Region annotation rows

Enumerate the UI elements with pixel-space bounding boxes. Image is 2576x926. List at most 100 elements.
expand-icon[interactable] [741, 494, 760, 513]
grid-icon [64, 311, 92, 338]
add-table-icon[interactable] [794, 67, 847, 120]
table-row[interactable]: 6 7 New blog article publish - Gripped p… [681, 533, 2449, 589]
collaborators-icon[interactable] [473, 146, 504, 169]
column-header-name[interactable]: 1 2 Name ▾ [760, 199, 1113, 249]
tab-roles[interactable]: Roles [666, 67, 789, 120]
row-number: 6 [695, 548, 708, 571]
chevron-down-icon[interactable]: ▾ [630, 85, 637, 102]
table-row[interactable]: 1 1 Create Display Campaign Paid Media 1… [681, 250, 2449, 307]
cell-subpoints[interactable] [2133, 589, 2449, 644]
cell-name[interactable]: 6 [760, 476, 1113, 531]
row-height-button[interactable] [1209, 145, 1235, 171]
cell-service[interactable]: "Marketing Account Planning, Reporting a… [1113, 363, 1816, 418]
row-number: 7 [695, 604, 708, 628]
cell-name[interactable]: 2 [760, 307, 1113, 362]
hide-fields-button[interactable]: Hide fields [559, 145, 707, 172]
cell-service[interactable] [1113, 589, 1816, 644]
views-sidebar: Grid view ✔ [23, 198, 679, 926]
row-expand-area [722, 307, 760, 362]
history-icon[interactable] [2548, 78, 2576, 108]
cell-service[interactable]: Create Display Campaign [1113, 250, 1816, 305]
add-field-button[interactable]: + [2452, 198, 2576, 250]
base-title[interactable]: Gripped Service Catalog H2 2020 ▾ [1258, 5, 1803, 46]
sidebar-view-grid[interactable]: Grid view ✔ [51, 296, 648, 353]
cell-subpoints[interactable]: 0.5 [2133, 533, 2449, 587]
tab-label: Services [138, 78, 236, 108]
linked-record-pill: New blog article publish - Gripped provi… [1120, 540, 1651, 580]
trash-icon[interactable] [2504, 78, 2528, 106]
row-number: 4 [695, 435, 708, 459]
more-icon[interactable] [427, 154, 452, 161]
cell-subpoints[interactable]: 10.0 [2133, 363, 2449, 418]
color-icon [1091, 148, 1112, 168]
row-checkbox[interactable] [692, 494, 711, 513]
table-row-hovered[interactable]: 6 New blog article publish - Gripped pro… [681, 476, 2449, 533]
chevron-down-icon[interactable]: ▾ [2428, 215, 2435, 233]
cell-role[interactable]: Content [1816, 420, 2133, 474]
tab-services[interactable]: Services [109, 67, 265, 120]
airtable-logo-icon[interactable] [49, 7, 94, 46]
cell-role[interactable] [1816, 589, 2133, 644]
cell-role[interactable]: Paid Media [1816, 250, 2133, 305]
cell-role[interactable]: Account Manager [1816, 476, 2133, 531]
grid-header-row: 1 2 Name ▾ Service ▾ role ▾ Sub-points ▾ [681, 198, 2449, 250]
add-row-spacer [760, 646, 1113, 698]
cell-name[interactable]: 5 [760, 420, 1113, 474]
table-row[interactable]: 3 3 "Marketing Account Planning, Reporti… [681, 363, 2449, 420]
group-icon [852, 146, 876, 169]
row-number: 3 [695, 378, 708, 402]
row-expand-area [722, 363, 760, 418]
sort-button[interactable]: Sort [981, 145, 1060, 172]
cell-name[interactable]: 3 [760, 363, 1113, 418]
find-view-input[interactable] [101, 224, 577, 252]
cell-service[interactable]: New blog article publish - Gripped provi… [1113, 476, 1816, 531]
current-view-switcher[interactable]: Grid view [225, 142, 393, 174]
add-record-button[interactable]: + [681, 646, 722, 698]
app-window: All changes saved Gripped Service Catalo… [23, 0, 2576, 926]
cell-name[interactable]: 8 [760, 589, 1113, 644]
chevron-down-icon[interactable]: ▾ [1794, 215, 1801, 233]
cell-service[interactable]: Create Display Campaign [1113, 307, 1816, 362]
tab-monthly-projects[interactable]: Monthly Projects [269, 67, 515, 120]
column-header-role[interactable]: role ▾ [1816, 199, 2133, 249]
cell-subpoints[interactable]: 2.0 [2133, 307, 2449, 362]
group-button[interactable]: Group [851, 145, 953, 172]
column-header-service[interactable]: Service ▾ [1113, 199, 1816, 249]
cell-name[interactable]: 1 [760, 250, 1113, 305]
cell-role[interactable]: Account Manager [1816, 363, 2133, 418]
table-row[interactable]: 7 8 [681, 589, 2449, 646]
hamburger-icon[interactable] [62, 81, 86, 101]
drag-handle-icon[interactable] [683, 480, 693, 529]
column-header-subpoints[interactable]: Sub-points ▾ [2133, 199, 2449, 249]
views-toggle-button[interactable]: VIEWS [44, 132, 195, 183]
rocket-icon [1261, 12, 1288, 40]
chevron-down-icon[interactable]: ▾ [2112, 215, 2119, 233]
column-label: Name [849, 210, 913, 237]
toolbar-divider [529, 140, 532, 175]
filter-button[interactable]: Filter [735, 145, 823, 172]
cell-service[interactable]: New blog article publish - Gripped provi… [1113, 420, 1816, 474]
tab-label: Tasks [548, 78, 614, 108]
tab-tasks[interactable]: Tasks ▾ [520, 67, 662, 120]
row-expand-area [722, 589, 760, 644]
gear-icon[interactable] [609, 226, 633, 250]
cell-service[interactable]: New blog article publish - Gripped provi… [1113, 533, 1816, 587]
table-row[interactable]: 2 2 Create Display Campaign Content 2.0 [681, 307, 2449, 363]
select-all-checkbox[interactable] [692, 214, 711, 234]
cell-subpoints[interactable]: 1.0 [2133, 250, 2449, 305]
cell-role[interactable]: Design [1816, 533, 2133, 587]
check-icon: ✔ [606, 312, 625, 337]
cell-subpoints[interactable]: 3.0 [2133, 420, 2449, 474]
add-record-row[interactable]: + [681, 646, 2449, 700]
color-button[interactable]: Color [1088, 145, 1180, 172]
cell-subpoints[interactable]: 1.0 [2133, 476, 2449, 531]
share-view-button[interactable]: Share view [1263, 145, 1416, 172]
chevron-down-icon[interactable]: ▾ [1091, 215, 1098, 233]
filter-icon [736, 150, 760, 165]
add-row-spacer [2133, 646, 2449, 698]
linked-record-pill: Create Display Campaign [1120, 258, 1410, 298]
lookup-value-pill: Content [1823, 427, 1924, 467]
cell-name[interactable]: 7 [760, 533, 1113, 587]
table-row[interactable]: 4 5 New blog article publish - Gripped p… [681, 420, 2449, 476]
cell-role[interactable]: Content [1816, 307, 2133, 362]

_Exercise brief_
Edit all the rows above so that "cell-subpoints" becomes "cell-points" each time it occurs. Keep every other part of each row the same.

_Result_
Enumerate the UI elements with pixel-space bounding boxes. Image is 2576x926. List at most 100 elements.
expand-icon[interactable] [741, 494, 760, 513]
grid-icon [64, 311, 92, 338]
add-table-icon[interactable] [794, 67, 847, 120]
table-row[interactable]: 6 7 New blog article publish - Gripped p… [681, 533, 2449, 589]
collaborators-icon[interactable] [473, 146, 504, 169]
column-header-name[interactable]: 1 2 Name ▾ [760, 199, 1113, 249]
tab-roles[interactable]: Roles [666, 67, 789, 120]
row-number: 6 [695, 548, 708, 571]
chevron-down-icon[interactable]: ▾ [630, 85, 637, 102]
table-row[interactable]: 1 1 Create Display Campaign Paid Media 1… [681, 250, 2449, 307]
cell-points[interactable] [2133, 589, 2449, 644]
cell-name[interactable]: 6 [760, 476, 1113, 531]
row-height-button[interactable] [1209, 145, 1235, 171]
cell-service[interactable]: "Marketing Account Planning, Reporting a… [1113, 363, 1816, 418]
row-number: 7 [695, 604, 708, 628]
cell-name[interactable]: 2 [760, 307, 1113, 362]
hide-fields-button[interactable]: Hide fields [559, 145, 707, 172]
cell-service[interactable] [1113, 589, 1816, 644]
views-sidebar: Grid view ✔ [23, 198, 679, 926]
row-expand-area [722, 307, 760, 362]
history-icon[interactable] [2548, 78, 2576, 108]
cell-service[interactable]: Create Display Campaign [1113, 250, 1816, 305]
add-field-button[interactable]: + [2452, 198, 2576, 250]
base-title[interactable]: Gripped Service Catalog H2 2020 ▾ [1258, 5, 1803, 46]
sidebar-view-grid[interactable]: Grid view ✔ [51, 296, 648, 353]
cell-points[interactable]: 0.5 [2133, 533, 2449, 587]
tab-label: Services [138, 78, 236, 108]
linked-record-pill: New blog article publish - Gripped provi… [1120, 540, 1651, 580]
trash-icon[interactable] [2504, 78, 2528, 106]
row-number: 4 [695, 435, 708, 459]
more-icon[interactable] [427, 154, 452, 161]
cell-points[interactable]: 10.0 [2133, 363, 2449, 418]
color-icon [1091, 148, 1112, 168]
row-checkbox[interactable] [692, 494, 711, 513]
table-row-hovered[interactable]: 6 New blog article publish - Gripped pro… [681, 476, 2449, 533]
chevron-down-icon[interactable]: ▾ [2428, 215, 2435, 233]
cell-role[interactable]: Content [1816, 420, 2133, 474]
tab-services[interactable]: Services [109, 67, 265, 120]
airtable-logo-icon[interactable] [49, 7, 94, 46]
cell-role[interactable] [1816, 589, 2133, 644]
cell-role[interactable]: Paid Media [1816, 250, 2133, 305]
cell-role[interactable]: Account Manager [1816, 476, 2133, 531]
grid-header-row: 1 2 Name ▾ Service ▾ role ▾ Sub-points ▾ [681, 198, 2449, 250]
add-row-spacer [760, 646, 1113, 698]
cell-name[interactable]: 5 [760, 420, 1113, 474]
table-row[interactable]: 3 3 "Marketing Account Planning, Reporti… [681, 363, 2449, 420]
group-icon [852, 146, 876, 169]
row-number: 3 [695, 378, 708, 402]
row-expand-area [722, 363, 760, 418]
sort-button[interactable]: Sort [981, 145, 1060, 172]
cell-name[interactable]: 3 [760, 363, 1113, 418]
find-view-input[interactable] [101, 224, 577, 252]
cell-service[interactable]: New blog article publish - Gripped provi… [1113, 476, 1816, 531]
current-view-switcher[interactable]: Grid view [225, 142, 393, 174]
add-record-button[interactable]: + [681, 646, 722, 698]
app-window: All changes saved Gripped Service Catalo… [23, 0, 2576, 926]
cell-name[interactable]: 8 [760, 589, 1113, 644]
chevron-down-icon[interactable]: ▾ [1794, 215, 1801, 233]
cell-service[interactable]: Create Display Campaign [1113, 307, 1816, 362]
tab-monthly-projects[interactable]: Monthly Projects [269, 67, 515, 120]
column-header-role[interactable]: role ▾ [1816, 199, 2133, 249]
cell-points[interactable]: 2.0 [2133, 307, 2449, 362]
group-button[interactable]: Group [851, 145, 953, 172]
column-header-service[interactable]: Service ▾ [1113, 199, 1816, 249]
cell-name[interactable]: 1 [760, 250, 1113, 305]
cell-role[interactable]: Account Manager [1816, 363, 2133, 418]
table-row[interactable]: 7 8 [681, 589, 2449, 646]
hamburger-icon[interactable] [62, 81, 86, 101]
drag-handle-icon[interactable] [683, 480, 693, 529]
column-header-subpoints[interactable]: Sub-points ▾ [2133, 199, 2449, 249]
views-toggle-button[interactable]: VIEWS [44, 132, 195, 183]
rocket-icon [1261, 12, 1288, 40]
chevron-down-icon[interactable]: ▾ [2112, 215, 2119, 233]
column-label: Name [849, 210, 913, 237]
toolbar-divider [529, 140, 532, 175]
filter-button[interactable]: Filter [735, 145, 823, 172]
cell-service[interactable]: New blog article publish - Gripped provi… [1113, 420, 1816, 474]
tab-label: Tasks [548, 78, 614, 108]
tab-tasks[interactable]: Tasks ▾ [520, 67, 662, 120]
row-expand-area [722, 589, 760, 644]
gear-icon[interactable] [609, 226, 633, 250]
cell-service[interactable]: New blog article publish - Gripped provi… [1113, 533, 1816, 587]
table-row[interactable]: 2 2 Create Display Campaign Content 2.0 [681, 307, 2449, 363]
select-all-checkbox[interactable] [692, 214, 711, 234]
cell-points[interactable]: 1.0 [2133, 250, 2449, 305]
cell-role[interactable]: Design [1816, 533, 2133, 587]
check-icon: ✔ [606, 312, 625, 337]
cell-points[interactable]: 3.0 [2133, 420, 2449, 474]
add-record-row[interactable]: + [681, 646, 2449, 700]
color-button[interactable]: Color [1088, 145, 1180, 172]
cell-points[interactable]: 1.0 [2133, 476, 2449, 531]
share-view-button[interactable]: Share view [1263, 145, 1416, 172]
chevron-down-icon[interactable]: ▾ [1091, 215, 1098, 233]
filter-icon [736, 150, 760, 165]
add-row-spacer [2133, 646, 2449, 698]
linked-record-pill: Create Display Campaign [1120, 258, 1410, 298]
lookup-value-pill: Content [1823, 427, 1924, 467]
cell-name[interactable]: 7 [760, 533, 1113, 587]
table-row[interactable]: 4 5 New blog article publish - Gripped p… [681, 420, 2449, 476]
cell-role[interactable]: Content [1816, 307, 2133, 362]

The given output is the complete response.